* _Given problem_
Nothing should be left out: output all of the entries exactly.

--- Start of Dataset ---

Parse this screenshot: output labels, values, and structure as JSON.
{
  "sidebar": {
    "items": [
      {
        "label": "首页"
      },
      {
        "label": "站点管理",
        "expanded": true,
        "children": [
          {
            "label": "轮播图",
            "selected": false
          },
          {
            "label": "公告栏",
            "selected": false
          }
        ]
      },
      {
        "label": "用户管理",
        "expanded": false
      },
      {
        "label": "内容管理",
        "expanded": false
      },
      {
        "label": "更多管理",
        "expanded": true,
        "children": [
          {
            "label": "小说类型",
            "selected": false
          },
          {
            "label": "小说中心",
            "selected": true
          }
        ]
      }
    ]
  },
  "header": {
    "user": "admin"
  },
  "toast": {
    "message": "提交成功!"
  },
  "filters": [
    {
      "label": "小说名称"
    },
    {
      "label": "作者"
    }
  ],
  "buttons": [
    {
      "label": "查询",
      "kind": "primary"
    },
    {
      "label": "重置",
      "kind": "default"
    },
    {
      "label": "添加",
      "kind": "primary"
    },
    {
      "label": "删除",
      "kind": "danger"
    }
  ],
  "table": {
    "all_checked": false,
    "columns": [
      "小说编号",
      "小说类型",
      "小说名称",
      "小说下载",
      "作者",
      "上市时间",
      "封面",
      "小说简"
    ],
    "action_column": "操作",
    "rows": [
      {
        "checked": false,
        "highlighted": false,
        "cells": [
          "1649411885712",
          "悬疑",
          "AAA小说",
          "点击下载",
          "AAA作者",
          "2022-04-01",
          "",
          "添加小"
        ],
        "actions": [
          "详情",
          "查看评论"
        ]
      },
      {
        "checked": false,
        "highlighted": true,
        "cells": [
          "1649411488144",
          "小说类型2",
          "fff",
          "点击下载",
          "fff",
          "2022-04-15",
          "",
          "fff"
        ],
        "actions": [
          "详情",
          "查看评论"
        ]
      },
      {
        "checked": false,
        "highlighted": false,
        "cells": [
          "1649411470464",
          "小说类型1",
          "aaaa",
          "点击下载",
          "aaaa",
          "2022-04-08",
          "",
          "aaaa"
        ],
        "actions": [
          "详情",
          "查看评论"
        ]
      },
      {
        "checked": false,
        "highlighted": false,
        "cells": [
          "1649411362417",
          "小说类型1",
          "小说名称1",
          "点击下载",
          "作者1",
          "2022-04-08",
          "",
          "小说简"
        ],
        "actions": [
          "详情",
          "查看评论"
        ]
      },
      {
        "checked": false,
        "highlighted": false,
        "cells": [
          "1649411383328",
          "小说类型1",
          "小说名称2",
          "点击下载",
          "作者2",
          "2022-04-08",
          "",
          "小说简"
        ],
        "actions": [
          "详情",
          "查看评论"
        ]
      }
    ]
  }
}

--- End of Dataset ---

* _Written answer_
Parse this screenshot: output labels, values, and structure as JSON.
{
  "sidebar": {
    "items": [
      {
        "label": "首页"
      },
      {
        "label": "站点管理",
        "expanded": true,
        "children": [
          {
            "label": "轮播图",
            "selected": false
          },
          {
            "label": "公告栏",
            "selected": false
          }
        ]
      },
      {
        "label": "用户管理",
        "expanded": false
      },
      {
        "label": "内容管理",
        "expanded": false
      },
      {
        "label": "更多管理",
        "expanded": true,
        "children": [
          {
            "label": "小说类型",
            "selected": false
          },
          {
            "label": "小说中心",
            "selected": true
          }
        ]
      }
    ]
  },
  "header": {
    "user": "admin"
  },
  "toast": {
    "message": "提交成功!"
  },
  "filters": [
    {
      "label": "小说名称"
    },
    {
      "label": "作者"
    }
  ],
  "buttons": [
    {
      "label": "查询",
      "kind": "primary"
    },
    {
      "label": "重置",
      "kind": "default"
    },
    {
      "label": "添加",
      "kind": "primary"
    },
    {
      "label": "删除",
      "kind": "danger"
    }
  ],
  "table": {
    "all_checked": false,
    "columns": [
      "小说编号",
      "小说类型",
      "小说名称",
      "小说下载",
      "作者",
      "上市时间",
      "封面",
      "小说简"
    ],
    "action_column": "操作",
    "rows": [
      {
        "checked": false,
        "highlighted": false,
        "cells": [
          "1649411885712",
          "悬疑",
          "AAA小说",
          "点击下载",
          "AAA作者",
          "2022-04-01",
          "",
          "添加小"
        ],
        "actions": [
          "详情",
          "查看评论"
        ]
      },
      {
        "checked": false,
        "highlighted": true,
        "cells": [
          "1649411488144",
          "小说类型2",
          "fff",
          "点击下载",
          "fff",
          "2022-04-15",
          "",
          "fff"
        ],
        "actions": [
          "详情",
          "查看评论"
        ]
      },
      {
        "checked": false,
        "highlighted": false,
        "cells": [
          "1649411470464",
          "小说类型1",
          "aaaa",
          "点击下载",
          "aaaa",
          "2022-04-08",
          "",
          "aaaa"
        ],
        "actions": [
          "详情",
          "查看评论"
        ]
      },
      {
        "checked": false,
        "highlighted": false,
        "cells": [
          "1649411362417",
          "小说类型1",
          "小说名称1",
          "点击下载",
          "作者1",
          "2022-04-08",
          "",
          "小说简"
        ],
        "actions": [
          "详情",
          "查看评论"
        ]
      },
      {
        "checked": false,
        "highlighted": false,
        "cells": [
          "1649411383328",
          "小说类型1",
          "小说名称2",
          "点击下载",
          "作者2",
          "2022-04-08",
          "",
          "小说简"
        ],
        "actions": [
          "详情",
          "查看评论"
        ]
      }
    ]
  }
}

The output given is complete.